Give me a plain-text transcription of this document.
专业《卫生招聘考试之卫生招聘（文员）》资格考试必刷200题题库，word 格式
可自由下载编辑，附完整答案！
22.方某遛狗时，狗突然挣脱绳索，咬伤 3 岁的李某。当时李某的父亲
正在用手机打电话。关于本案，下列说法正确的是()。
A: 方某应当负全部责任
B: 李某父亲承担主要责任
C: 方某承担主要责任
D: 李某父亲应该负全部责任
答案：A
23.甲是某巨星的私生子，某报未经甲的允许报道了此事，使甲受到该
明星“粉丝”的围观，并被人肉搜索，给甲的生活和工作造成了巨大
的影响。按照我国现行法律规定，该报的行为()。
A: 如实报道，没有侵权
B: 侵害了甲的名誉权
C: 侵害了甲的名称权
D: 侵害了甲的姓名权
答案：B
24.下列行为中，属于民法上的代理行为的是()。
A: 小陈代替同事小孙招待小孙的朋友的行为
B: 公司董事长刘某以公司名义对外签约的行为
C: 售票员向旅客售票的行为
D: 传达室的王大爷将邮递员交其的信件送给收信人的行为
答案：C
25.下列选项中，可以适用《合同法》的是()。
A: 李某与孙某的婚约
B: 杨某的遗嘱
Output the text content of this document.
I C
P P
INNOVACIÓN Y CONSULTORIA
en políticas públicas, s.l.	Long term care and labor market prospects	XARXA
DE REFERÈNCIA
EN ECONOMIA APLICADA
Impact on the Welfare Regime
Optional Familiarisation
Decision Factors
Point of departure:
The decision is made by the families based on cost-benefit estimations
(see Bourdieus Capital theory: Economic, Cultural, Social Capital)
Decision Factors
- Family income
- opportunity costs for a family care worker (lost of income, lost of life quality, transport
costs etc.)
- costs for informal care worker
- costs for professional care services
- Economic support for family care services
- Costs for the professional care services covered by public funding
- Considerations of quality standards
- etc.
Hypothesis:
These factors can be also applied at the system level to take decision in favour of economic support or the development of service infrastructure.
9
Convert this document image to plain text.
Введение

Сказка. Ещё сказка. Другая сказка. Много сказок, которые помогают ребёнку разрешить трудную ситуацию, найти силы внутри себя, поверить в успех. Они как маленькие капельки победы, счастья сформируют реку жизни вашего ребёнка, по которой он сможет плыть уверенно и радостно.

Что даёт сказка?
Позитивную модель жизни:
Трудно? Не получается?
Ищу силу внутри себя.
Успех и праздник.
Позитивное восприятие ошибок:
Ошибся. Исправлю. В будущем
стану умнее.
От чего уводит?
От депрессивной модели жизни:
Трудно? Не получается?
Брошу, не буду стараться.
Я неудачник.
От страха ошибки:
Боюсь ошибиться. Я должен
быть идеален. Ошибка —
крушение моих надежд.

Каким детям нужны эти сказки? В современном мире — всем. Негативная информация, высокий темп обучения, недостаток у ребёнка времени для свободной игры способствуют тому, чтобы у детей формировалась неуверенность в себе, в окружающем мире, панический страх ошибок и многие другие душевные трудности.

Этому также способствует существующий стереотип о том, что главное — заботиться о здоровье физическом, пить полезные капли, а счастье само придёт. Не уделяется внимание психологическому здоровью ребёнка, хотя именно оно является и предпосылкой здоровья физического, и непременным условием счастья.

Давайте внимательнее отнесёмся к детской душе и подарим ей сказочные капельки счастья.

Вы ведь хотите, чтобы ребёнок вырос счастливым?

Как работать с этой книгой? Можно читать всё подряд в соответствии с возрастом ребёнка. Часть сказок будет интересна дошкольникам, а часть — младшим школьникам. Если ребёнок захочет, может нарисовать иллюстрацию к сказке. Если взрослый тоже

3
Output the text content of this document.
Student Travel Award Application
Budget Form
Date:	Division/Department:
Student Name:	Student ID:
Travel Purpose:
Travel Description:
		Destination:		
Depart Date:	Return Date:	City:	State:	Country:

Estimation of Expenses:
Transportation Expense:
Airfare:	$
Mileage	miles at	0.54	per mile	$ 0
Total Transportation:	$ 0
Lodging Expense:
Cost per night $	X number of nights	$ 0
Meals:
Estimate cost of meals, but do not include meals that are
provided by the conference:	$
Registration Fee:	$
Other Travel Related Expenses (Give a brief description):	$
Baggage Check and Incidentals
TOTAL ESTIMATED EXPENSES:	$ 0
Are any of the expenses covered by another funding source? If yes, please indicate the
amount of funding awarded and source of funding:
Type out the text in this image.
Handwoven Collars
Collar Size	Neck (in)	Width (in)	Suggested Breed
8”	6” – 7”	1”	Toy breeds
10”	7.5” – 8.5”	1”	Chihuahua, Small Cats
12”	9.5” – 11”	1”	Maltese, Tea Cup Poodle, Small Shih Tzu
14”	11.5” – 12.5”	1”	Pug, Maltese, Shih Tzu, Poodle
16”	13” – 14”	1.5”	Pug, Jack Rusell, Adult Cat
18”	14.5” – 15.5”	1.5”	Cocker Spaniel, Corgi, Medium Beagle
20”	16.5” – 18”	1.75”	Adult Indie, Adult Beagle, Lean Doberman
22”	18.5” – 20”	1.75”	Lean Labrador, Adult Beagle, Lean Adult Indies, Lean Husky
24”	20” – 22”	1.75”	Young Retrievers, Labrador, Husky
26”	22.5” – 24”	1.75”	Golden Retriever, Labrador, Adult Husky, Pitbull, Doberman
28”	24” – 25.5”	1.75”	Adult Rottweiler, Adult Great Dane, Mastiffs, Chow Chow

◆ WRITTEN INSTRUCTION
Working from the entries above, return all lines that contain "Labrador".

◆ WRITTEN SOLUTION
22”	18.5” – 20”	1.75”	Lean Labrador, Adult Beagle, Lean Adult Indies, Lean Husky
24”	20” – 22”	1.75”	Young Retrievers, Labrador, Husky
26”	22.5” – 24”	1.75”	Golden Retriever, Labrador, Adult Husky, Pitbull, Doberman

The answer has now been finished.